YOUR INSTRUCTIONS → Extract every line that includes the string "through".

Data excerpts

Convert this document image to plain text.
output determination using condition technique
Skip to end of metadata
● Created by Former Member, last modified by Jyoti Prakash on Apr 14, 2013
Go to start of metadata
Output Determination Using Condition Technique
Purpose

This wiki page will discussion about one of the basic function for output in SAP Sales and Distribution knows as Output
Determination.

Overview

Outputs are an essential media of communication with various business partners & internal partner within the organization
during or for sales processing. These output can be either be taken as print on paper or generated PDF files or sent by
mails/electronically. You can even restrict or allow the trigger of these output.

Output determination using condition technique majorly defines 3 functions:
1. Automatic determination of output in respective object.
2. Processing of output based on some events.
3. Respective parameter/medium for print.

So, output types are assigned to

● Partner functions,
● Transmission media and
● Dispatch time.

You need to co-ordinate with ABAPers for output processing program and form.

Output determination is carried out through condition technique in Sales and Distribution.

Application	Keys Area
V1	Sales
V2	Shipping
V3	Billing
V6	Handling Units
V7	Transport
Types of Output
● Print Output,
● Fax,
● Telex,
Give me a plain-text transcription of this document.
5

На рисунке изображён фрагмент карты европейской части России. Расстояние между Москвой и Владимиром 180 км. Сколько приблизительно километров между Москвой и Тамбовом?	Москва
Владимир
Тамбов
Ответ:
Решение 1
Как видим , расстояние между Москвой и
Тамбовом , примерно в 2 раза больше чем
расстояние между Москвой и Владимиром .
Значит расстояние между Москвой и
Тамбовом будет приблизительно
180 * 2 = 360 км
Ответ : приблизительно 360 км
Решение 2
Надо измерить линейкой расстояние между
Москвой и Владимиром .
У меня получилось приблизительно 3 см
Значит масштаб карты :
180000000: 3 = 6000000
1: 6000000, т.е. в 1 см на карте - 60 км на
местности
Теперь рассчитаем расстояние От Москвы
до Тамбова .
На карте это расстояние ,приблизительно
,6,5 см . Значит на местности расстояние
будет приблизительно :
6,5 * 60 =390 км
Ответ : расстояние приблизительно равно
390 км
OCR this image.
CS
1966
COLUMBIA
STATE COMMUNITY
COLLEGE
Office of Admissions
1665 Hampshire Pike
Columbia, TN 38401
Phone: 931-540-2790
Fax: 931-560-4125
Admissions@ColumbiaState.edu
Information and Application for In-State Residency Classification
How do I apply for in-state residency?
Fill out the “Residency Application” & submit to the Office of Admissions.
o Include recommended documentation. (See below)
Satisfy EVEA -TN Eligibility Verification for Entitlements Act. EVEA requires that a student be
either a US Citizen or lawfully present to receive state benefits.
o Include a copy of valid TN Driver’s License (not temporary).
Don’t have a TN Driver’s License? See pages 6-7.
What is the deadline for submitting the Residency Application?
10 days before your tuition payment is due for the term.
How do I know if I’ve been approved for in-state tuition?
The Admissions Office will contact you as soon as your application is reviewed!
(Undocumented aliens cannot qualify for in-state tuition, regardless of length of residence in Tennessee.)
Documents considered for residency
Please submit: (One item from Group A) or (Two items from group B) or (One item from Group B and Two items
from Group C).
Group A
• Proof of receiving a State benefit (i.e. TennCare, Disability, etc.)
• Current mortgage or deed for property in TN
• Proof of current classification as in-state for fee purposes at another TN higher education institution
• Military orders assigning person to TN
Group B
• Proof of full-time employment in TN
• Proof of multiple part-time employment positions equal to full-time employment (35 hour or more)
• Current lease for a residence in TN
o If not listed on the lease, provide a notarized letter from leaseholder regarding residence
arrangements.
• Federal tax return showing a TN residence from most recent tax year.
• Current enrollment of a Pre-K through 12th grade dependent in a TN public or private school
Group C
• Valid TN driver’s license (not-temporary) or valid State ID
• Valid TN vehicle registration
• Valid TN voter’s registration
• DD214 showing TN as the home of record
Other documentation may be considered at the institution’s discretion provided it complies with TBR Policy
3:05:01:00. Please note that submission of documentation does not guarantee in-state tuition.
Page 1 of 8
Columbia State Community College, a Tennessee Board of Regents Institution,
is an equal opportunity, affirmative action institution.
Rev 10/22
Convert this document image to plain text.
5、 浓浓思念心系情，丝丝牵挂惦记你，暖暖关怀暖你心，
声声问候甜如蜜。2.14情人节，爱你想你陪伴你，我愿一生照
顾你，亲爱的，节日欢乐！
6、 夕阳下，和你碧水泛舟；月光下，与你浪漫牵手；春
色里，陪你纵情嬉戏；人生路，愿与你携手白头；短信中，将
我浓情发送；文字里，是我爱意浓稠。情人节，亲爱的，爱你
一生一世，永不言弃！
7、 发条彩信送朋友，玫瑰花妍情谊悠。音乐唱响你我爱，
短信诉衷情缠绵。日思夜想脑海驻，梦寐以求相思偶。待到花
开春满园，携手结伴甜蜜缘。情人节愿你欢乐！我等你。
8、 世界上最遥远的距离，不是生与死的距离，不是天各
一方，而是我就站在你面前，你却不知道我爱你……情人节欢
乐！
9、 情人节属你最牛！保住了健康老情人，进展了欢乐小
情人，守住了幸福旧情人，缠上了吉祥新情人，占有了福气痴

THE RESULT →
Output determination is carried out through condition technique in Sales and Distribution.
• Current enrollment of a Pre-K through 12th grade dependent in a TN public or private school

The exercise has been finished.